## PROBLEM STATEMENT
Reproduce the listing exactly and skip over any pictures.

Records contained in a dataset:
* * *

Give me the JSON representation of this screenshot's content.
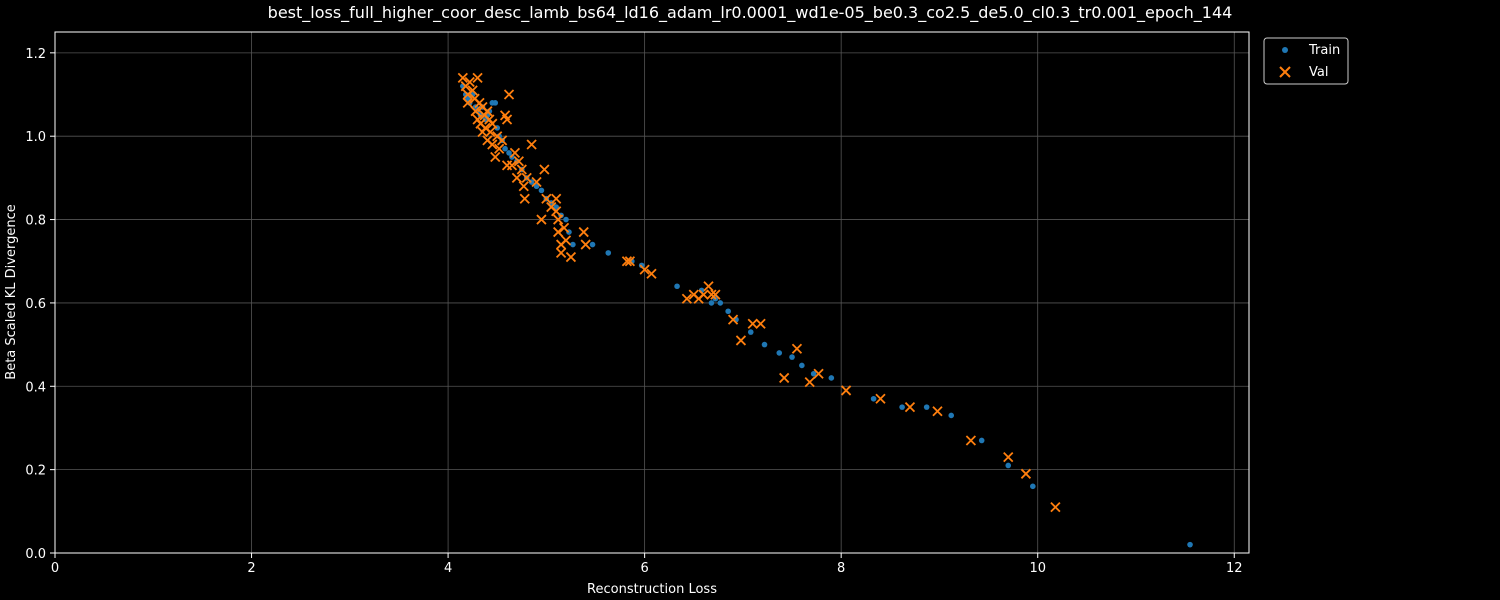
{
  "chart_data": {
    "type": "scatter",
    "title": "best_loss_full_higher_coor_desc_lamb_bs64_ld16_adam_lr0.0001_wd1e-05_be0.3_co2.5_de5.0_cl0.3_tr0.001_epoch_144",
    "xlabel": "Reconstruction Loss",
    "ylabel": "Beta Scaled KL Divergence",
    "xlim": [
      0,
      12.15
    ],
    "ylim": [
      0,
      1.25
    ],
    "xticks": [
      "0",
      "2",
      "4",
      "6",
      "8",
      "10",
      "12"
    ],
    "yticks": [
      "0.0",
      "0.2",
      "0.4",
      "0.6",
      "0.8",
      "1.0",
      "1.2"
    ],
    "grid": true,
    "legend_position": "outside-top-right",
    "series": [
      {
        "name": "Train",
        "marker": "dot",
        "color": "#1f77b4",
        "points": [
          [
            4.15,
            1.12
          ],
          [
            4.18,
            1.1
          ],
          [
            4.2,
            1.09
          ],
          [
            4.22,
            1.08
          ],
          [
            4.25,
            1.1
          ],
          [
            4.28,
            1.07
          ],
          [
            4.3,
            1.06
          ],
          [
            4.33,
            1.05
          ],
          [
            4.35,
            1.07
          ],
          [
            4.38,
            1.04
          ],
          [
            4.4,
            1.05
          ],
          [
            4.42,
            1.06
          ],
          [
            4.45,
            1.08
          ],
          [
            4.48,
            1.08
          ],
          [
            4.5,
            1.02
          ],
          [
            4.52,
            1.0
          ],
          [
            4.55,
            0.99
          ],
          [
            4.58,
            0.97
          ],
          [
            4.62,
            0.96
          ],
          [
            4.65,
            0.95
          ],
          [
            4.7,
            0.94
          ],
          [
            4.75,
            0.92
          ],
          [
            4.8,
            0.9
          ],
          [
            4.85,
            0.89
          ],
          [
            4.9,
            0.88
          ],
          [
            4.95,
            0.87
          ],
          [
            5.0,
            0.85
          ],
          [
            5.05,
            0.84
          ],
          [
            5.1,
            0.83
          ],
          [
            5.15,
            0.81
          ],
          [
            5.2,
            0.8
          ],
          [
            5.23,
            0.77
          ],
          [
            5.27,
            0.74
          ],
          [
            5.47,
            0.74
          ],
          [
            5.63,
            0.72
          ],
          [
            5.87,
            0.7
          ],
          [
            5.97,
            0.69
          ],
          [
            6.33,
            0.64
          ],
          [
            6.58,
            0.63
          ],
          [
            6.68,
            0.6
          ],
          [
            6.72,
            0.61
          ],
          [
            6.77,
            0.6
          ],
          [
            6.85,
            0.58
          ],
          [
            6.93,
            0.56
          ],
          [
            7.08,
            0.53
          ],
          [
            7.22,
            0.5
          ],
          [
            7.37,
            0.48
          ],
          [
            7.5,
            0.47
          ],
          [
            7.6,
            0.45
          ],
          [
            7.72,
            0.43
          ],
          [
            7.9,
            0.42
          ],
          [
            8.33,
            0.37
          ],
          [
            8.62,
            0.35
          ],
          [
            8.87,
            0.35
          ],
          [
            9.12,
            0.33
          ],
          [
            9.43,
            0.27
          ],
          [
            9.7,
            0.21
          ],
          [
            9.95,
            0.16
          ],
          [
            11.55,
            0.02
          ]
        ]
      },
      {
        "name": "Val",
        "marker": "x",
        "color": "#ff7f0e",
        "points": [
          [
            4.15,
            1.14
          ],
          [
            4.18,
            1.12
          ],
          [
            4.2,
            1.1
          ],
          [
            4.2,
            1.08
          ],
          [
            4.22,
            1.13
          ],
          [
            4.25,
            1.11
          ],
          [
            4.27,
            1.09
          ],
          [
            4.28,
            1.06
          ],
          [
            4.3,
            1.14
          ],
          [
            4.3,
            1.04
          ],
          [
            4.32,
            1.08
          ],
          [
            4.33,
            1.03
          ],
          [
            4.35,
            1.07
          ],
          [
            4.35,
            1.01
          ],
          [
            4.37,
            1.05
          ],
          [
            4.38,
            1.02
          ],
          [
            4.4,
            1.06
          ],
          [
            4.4,
            0.99
          ],
          [
            4.42,
            1.04
          ],
          [
            4.43,
            1.01
          ],
          [
            4.45,
            1.03
          ],
          [
            4.45,
            0.98
          ],
          [
            4.48,
            0.95
          ],
          [
            4.5,
            1.0
          ],
          [
            4.52,
            0.97
          ],
          [
            4.55,
            0.99
          ],
          [
            4.58,
            1.05
          ],
          [
            4.6,
            1.04
          ],
          [
            4.62,
            1.1
          ],
          [
            4.6,
            0.93
          ],
          [
            4.65,
            0.93
          ],
          [
            4.68,
            0.96
          ],
          [
            4.7,
            0.9
          ],
          [
            4.72,
            0.94
          ],
          [
            4.75,
            0.92
          ],
          [
            4.77,
            0.88
          ],
          [
            4.78,
            0.85
          ],
          [
            4.8,
            0.9
          ],
          [
            4.85,
            0.98
          ],
          [
            4.9,
            0.89
          ],
          [
            4.95,
            0.8
          ],
          [
            4.98,
            0.92
          ],
          [
            5.0,
            0.85
          ],
          [
            5.05,
            0.83
          ],
          [
            5.1,
            0.82
          ],
          [
            5.1,
            0.85
          ],
          [
            5.12,
            0.8
          ],
          [
            5.12,
            0.77
          ],
          [
            5.15,
            0.74
          ],
          [
            5.15,
            0.72
          ],
          [
            5.18,
            0.78
          ],
          [
            5.2,
            0.75
          ],
          [
            5.25,
            0.71
          ],
          [
            5.38,
            0.77
          ],
          [
            5.4,
            0.74
          ],
          [
            5.82,
            0.7
          ],
          [
            5.85,
            0.7
          ],
          [
            6.0,
            0.68
          ],
          [
            6.07,
            0.67
          ],
          [
            6.43,
            0.61
          ],
          [
            6.5,
            0.62
          ],
          [
            6.55,
            0.61
          ],
          [
            6.6,
            0.62
          ],
          [
            6.65,
            0.64
          ],
          [
            6.68,
            0.62
          ],
          [
            6.72,
            0.62
          ],
          [
            6.9,
            0.56
          ],
          [
            6.98,
            0.51
          ],
          [
            7.1,
            0.55
          ],
          [
            7.18,
            0.55
          ],
          [
            7.42,
            0.42
          ],
          [
            7.55,
            0.49
          ],
          [
            7.68,
            0.41
          ],
          [
            7.77,
            0.43
          ],
          [
            8.05,
            0.39
          ],
          [
            8.4,
            0.37
          ],
          [
            8.7,
            0.35
          ],
          [
            8.98,
            0.34
          ],
          [
            9.32,
            0.27
          ],
          [
            9.7,
            0.23
          ],
          [
            9.88,
            0.19
          ],
          [
            10.18,
            0.11
          ]
        ]
      }
    ]
  }
}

* * *

## SOLUTION
Give me the JSON representation of this screenshot's content.
{
  "chart_data": {
    "type": "scatter",
    "title": "best_loss_full_higher_coor_desc_lamb_bs64_ld16_adam_lr0.0001_wd1e-05_be0.3_co2.5_de5.0_cl0.3_tr0.001_epoch_144",
    "xlabel": "Reconstruction Loss",
    "ylabel": "Beta Scaled KL Divergence",
    "xlim": [
      0,
      12.15
    ],
    "ylim": [
      0,
      1.25
    ],
    "xticks": [
      "0",
      "2",
      "4",
      "6",
      "8",
      "10",
      "12"
    ],
    "yticks": [
      "0.0",
      "0.2",
      "0.4",
      "0.6",
      "0.8",
      "1.0",
      "1.2"
    ],
    "grid": true,
    "legend_position": "outside-top-right",
    "series": [
      {
        "name": "Train",
        "marker": "dot",
        "color": "#1f77b4",
        "points": [
          [
            4.15,
            1.12
          ],
          [
            4.18,
            1.1
          ],
          [
            4.2,
            1.09
          ],
          [
            4.22,
            1.08
          ],
          [
            4.25,
            1.1
          ],
          [
            4.28,
            1.07
          ],
          [
            4.3,
            1.06
          ],
          [
            4.33,
            1.05
          ],
          [
            4.35,
            1.07
          ],
          [
            4.38,
            1.04
          ],
          [
            4.4,
            1.05
          ],
          [
            4.42,
            1.06
          ],
          [
            4.45,
            1.08
          ],
          [
            4.48,
            1.08
          ],
          [
            4.5,
            1.02
          ],
          [
            4.52,
            1.0
          ],
          [
            4.55,
            0.99
          ],
          [
            4.58,
            0.97
          ],
          [
            4.62,
            0.96
          ],
          [
            4.65,
            0.95
          ],
          [
            4.7,
            0.94
          ],
          [
            4.75,
            0.92
          ],
          [
            4.8,
            0.9
          ],
          [
            4.85,
            0.89
          ],
          [
            4.9,
            0.88
          ],
          [
            4.95,
            0.87
          ],
          [
            5.0,
            0.85
          ],
          [
            5.05,
            0.84
          ],
          [
            5.1,
            0.83
          ],
          [
            5.15,
            0.81
          ],
          [
            5.2,
            0.8
          ],
          [
            5.23,
            0.77
          ],
          [
            5.27,
            0.74
          ],
          [
            5.47,
            0.74
          ],
          [
            5.63,
            0.72
          ],
          [
            5.87,
            0.7
          ],
          [
            5.97,
            0.69
          ],
          [
            6.33,
            0.64
          ],
          [
            6.58,
            0.63
          ],
          [
            6.68,
            0.6
          ],
          [
            6.72,
            0.61
          ],
          [
            6.77,
            0.6
          ],
          [
            6.85,
            0.58
          ],
          [
            6.93,
            0.56
          ],
          [
            7.08,
            0.53
          ],
          [
            7.22,
            0.5
          ],
          [
            7.37,
            0.48
          ],
          [
            7.5,
            0.47
          ],
          [
            7.6,
            0.45
          ],
          [
            7.72,
            0.43
          ],
          [
            7.9,
            0.42
          ],
          [
            8.33,
            0.37
          ],
          [
            8.62,
            0.35
          ],
          [
            8.87,
            0.35
          ],
          [
            9.12,
            0.33
          ],
          [
            9.43,
            0.27
          ],
          [
            9.7,
            0.21
          ],
          [
            9.95,
            0.16
          ],
          [
            11.55,
            0.02
          ]
        ]
      },
      {
        "name": "Val",
        "marker": "x",
        "color": "#ff7f0e",
        "points": [
          [
            4.15,
            1.14
          ],
          [
            4.18,
            1.12
          ],
          [
            4.2,
            1.1
          ],
          [
            4.2,
            1.08
          ],
          [
            4.22,
            1.13
          ],
          [
            4.25,
            1.11
          ],
          [
            4.27,
            1.09
          ],
          [
            4.28,
            1.06
          ],
          [
            4.3,
            1.14
          ],
          [
            4.3,
            1.04
          ],
          [
            4.32,
            1.08
          ],
          [
            4.33,
            1.03
          ],
          [
            4.35,
            1.07
          ],
          [
            4.35,
            1.01
          ],
          [
            4.37,
            1.05
          ],
          [
            4.38,
            1.02
          ],
          [
            4.4,
            1.06
          ],
          [
            4.4,
            0.99
          ],
          [
            4.42,
            1.04
          ],
          [
            4.43,
            1.01
          ],
          [
            4.45,
            1.03
          ],
          [
            4.45,
            0.98
          ],
          [
            4.48,
            0.95
          ],
          [
            4.5,
            1.0
          ],
          [
            4.52,
            0.97
          ],
          [
            4.55,
            0.99
          ],
          [
            4.58,
            1.05
          ],
          [
            4.6,
            1.04
          ],
          [
            4.62,
            1.1
          ],
          [
            4.6,
            0.93
          ],
          [
            4.65,
            0.93
          ],
          [
            4.68,
            0.96
          ],
          [
            4.7,
            0.9
          ],
          [
            4.72,
            0.94
          ],
          [
            4.75,
            0.92
          ],
          [
            4.77,
            0.88
          ],
          [
            4.78,
            0.85
          ],
          [
            4.8,
            0.9
          ],
          [
            4.85,
            0.98
          ],
          [
            4.9,
            0.89
          ],
          [
            4.95,
            0.8
          ],
          [
            4.98,
            0.92
          ],
          [
            5.0,
            0.85
          ],
          [
            5.05,
            0.83
          ],
          [
            5.1,
            0.82
          ],
          [
            5.1,
            0.85
          ],
          [
            5.12,
            0.8
          ],
          [
            5.12,
            0.77
          ],
          [
            5.15,
            0.74
          ],
          [
            5.15,
            0.72
          ],
          [
            5.18,
            0.78
          ],
          [
            5.2,
            0.75
          ],
          [
            5.25,
            0.71
          ],
          [
            5.38,
            0.77
          ],
          [
            5.4,
            0.74
          ],
          [
            5.82,
            0.7
          ],
          [
            5.85,
            0.7
          ],
          [
            6.0,
            0.68
          ],
          [
            6.07,
            0.67
          ],
          [
            6.43,
            0.61
          ],
          [
            6.5,
            0.62
          ],
          [
            6.55,
            0.61
          ],
          [
            6.6,
            0.62
          ],
          [
            6.65,
            0.64
          ],
          [
            6.68,
            0.62
          ],
          [
            6.72,
            0.62
          ],
          [
            6.9,
            0.56
          ],
          [
            6.98,
            0.51
          ],
          [
            7.1,
            0.55
          ],
          [
            7.18,
            0.55
          ],
          [
            7.42,
            0.42
          ],
          [
            7.55,
            0.49
          ],
          [
            7.68,
            0.41
          ],
          [
            7.77,
            0.43
          ],
          [
            8.05,
            0.39
          ],
          [
            8.4,
            0.37
          ],
          [
            8.7,
            0.35
          ],
          [
            8.98,
            0.34
          ],
          [
            9.32,
            0.27
          ],
          [
            9.7,
            0.23
          ],
          [
            9.88,
            0.19
          ],
          [
            10.18,
            0.11
          ]
        ]
      }
    ]
  }
}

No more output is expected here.